# WHAT NEEDS TO BE DONE
Only lines with the string "open" matter here; gather them from the material below.
[Start of RECORD SET]
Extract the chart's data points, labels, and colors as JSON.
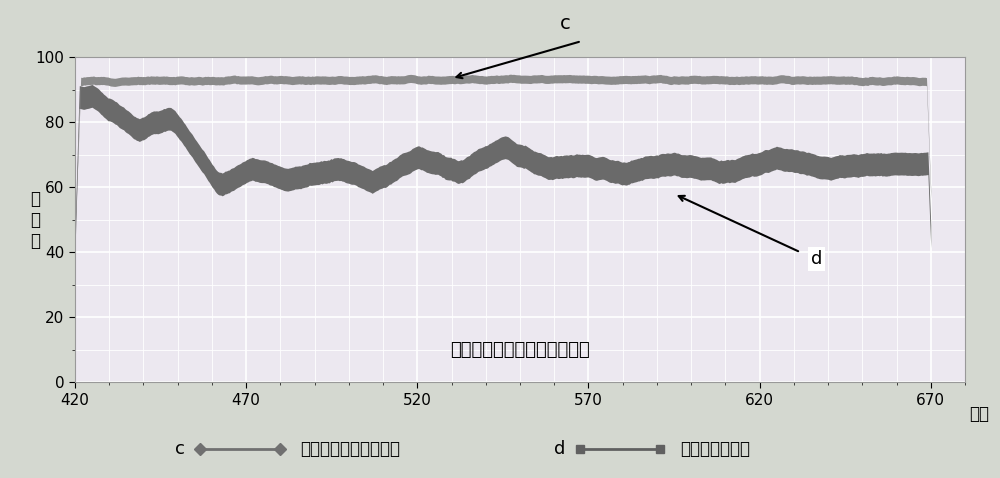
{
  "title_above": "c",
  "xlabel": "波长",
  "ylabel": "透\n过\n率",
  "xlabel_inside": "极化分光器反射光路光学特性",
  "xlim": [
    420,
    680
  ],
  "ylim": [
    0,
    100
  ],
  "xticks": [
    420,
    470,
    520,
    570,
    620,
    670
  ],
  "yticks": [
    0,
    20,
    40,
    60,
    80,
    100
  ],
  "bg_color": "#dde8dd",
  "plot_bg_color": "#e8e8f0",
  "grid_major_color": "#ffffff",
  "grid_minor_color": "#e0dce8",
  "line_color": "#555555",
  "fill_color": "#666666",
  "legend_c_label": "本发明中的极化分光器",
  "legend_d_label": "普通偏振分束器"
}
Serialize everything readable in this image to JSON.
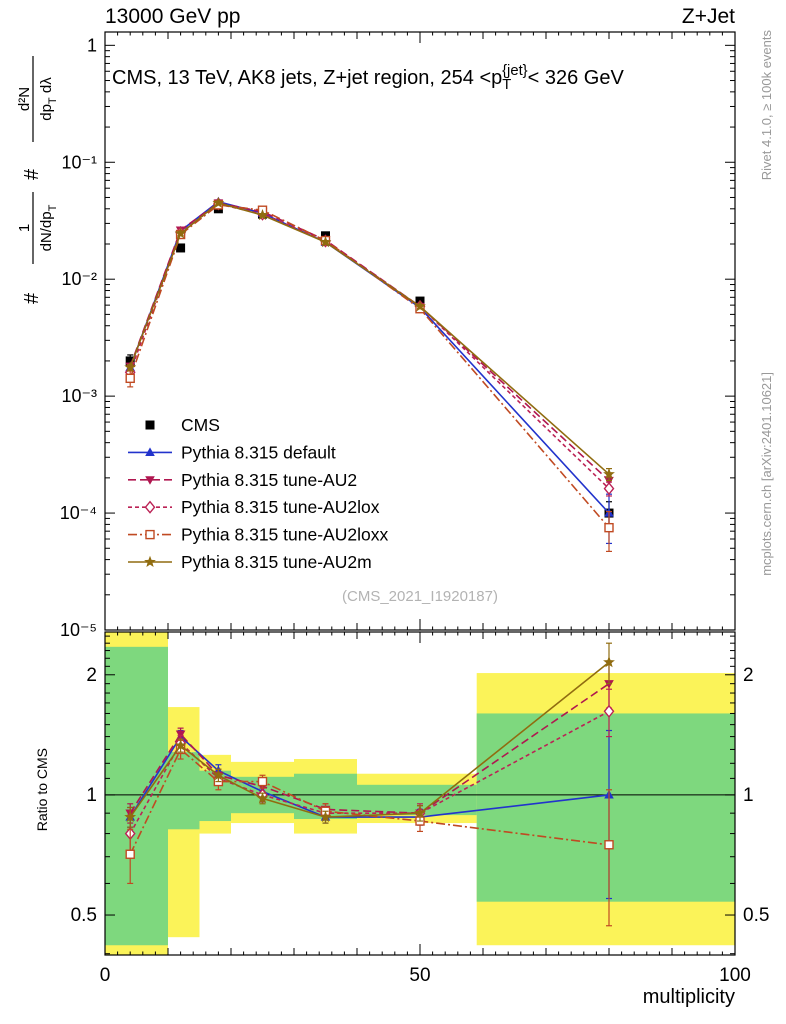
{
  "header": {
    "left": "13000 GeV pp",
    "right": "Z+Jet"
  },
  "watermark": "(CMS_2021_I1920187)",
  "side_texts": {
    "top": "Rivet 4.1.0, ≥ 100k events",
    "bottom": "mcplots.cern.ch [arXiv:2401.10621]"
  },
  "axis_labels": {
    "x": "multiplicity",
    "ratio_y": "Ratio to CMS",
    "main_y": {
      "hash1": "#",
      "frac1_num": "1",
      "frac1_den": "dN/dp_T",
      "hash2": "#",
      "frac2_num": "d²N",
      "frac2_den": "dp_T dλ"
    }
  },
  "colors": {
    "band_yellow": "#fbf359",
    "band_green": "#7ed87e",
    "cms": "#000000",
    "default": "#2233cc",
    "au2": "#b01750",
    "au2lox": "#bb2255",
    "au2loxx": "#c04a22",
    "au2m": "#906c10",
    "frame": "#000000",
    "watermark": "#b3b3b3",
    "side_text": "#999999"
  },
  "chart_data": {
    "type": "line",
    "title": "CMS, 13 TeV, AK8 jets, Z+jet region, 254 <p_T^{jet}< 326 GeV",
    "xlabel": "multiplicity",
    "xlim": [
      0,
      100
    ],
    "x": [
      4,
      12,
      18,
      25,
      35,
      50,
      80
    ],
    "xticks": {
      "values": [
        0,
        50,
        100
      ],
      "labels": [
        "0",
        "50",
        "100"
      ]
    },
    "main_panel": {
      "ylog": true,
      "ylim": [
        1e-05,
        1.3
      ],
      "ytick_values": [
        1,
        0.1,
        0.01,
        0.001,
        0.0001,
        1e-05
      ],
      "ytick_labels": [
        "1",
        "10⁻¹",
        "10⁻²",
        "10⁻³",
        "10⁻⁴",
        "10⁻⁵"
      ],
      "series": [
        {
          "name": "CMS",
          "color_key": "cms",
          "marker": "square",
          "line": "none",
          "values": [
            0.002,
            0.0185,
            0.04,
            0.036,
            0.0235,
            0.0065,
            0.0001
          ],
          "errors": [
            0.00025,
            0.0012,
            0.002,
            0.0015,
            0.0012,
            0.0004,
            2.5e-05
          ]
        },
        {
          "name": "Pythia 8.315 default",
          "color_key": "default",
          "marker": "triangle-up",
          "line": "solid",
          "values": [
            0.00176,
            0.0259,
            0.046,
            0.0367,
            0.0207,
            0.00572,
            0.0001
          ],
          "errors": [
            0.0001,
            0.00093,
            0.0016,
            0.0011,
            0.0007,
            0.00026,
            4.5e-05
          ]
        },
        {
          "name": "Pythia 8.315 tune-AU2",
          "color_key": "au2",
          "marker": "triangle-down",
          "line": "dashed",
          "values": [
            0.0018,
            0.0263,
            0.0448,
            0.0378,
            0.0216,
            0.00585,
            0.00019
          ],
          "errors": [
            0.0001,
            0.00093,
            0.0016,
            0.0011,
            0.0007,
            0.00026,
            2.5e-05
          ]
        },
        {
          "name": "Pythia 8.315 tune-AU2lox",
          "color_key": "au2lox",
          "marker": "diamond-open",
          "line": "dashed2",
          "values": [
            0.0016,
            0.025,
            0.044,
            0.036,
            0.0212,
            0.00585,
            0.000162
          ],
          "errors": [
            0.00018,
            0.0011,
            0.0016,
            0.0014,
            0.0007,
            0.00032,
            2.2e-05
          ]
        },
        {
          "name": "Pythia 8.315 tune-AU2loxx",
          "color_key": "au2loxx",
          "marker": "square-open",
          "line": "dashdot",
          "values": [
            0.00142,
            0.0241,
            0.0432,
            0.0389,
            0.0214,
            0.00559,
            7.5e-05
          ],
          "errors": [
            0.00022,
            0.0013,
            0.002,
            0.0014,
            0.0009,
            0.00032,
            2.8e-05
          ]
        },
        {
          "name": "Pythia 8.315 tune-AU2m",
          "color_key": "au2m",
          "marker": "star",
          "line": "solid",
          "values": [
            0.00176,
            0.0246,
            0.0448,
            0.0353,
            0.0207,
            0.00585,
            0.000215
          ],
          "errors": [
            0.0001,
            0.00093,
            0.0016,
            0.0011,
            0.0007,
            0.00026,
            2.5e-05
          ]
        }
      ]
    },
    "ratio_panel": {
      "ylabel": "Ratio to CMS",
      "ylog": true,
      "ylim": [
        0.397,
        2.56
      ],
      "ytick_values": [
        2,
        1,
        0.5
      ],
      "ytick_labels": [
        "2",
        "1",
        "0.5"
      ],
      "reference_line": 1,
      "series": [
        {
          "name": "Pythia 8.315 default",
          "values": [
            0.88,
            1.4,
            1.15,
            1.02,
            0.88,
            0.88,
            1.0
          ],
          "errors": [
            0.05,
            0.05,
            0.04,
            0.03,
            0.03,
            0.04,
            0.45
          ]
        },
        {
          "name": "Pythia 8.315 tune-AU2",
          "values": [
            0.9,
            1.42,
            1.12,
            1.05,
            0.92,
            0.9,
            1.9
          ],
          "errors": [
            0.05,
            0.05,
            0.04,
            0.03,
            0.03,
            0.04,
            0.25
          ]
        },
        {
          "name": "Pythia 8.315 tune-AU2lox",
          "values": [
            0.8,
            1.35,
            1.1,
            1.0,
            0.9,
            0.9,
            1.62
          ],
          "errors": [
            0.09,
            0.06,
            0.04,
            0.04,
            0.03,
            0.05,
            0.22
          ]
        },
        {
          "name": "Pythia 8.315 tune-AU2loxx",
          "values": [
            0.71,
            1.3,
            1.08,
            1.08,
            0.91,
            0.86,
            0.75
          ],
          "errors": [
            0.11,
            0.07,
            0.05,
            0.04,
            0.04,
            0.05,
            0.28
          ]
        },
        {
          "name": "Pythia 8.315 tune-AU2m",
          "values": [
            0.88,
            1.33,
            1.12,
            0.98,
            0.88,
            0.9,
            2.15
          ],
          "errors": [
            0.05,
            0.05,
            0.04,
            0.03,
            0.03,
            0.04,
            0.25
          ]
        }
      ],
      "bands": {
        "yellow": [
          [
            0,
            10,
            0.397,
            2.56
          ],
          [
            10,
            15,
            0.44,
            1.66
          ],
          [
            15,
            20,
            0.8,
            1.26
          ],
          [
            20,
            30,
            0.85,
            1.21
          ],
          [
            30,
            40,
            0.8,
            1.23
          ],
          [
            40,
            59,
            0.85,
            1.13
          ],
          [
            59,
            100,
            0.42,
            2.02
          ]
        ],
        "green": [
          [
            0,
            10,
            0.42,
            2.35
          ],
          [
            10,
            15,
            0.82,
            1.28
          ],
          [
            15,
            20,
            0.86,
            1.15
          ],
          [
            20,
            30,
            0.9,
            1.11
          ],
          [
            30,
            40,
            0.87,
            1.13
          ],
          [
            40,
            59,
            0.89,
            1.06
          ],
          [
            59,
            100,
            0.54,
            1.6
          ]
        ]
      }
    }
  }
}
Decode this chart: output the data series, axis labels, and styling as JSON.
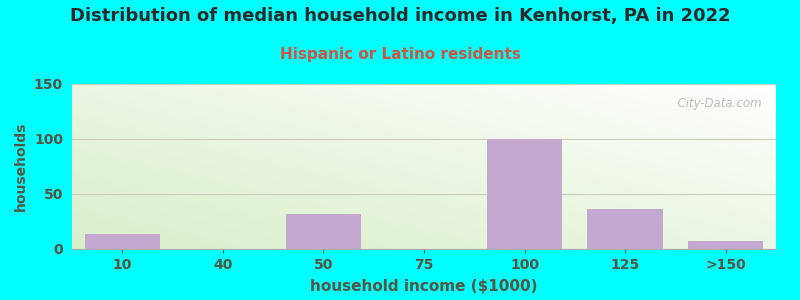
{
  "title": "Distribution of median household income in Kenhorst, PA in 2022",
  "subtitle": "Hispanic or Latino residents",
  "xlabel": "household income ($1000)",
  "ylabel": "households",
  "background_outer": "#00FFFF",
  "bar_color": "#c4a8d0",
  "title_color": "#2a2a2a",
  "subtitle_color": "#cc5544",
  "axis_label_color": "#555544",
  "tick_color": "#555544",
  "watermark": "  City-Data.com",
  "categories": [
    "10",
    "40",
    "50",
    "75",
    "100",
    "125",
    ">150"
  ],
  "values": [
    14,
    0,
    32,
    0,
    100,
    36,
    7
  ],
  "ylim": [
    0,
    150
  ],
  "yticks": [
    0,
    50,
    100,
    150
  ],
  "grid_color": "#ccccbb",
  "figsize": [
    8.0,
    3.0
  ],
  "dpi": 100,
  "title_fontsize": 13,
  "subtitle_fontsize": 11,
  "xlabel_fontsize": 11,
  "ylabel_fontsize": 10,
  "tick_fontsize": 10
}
[End of RECORD SET]
# WRITTEN RESPONSE
          "marker": "diamond-open",
          "marker": "square-open",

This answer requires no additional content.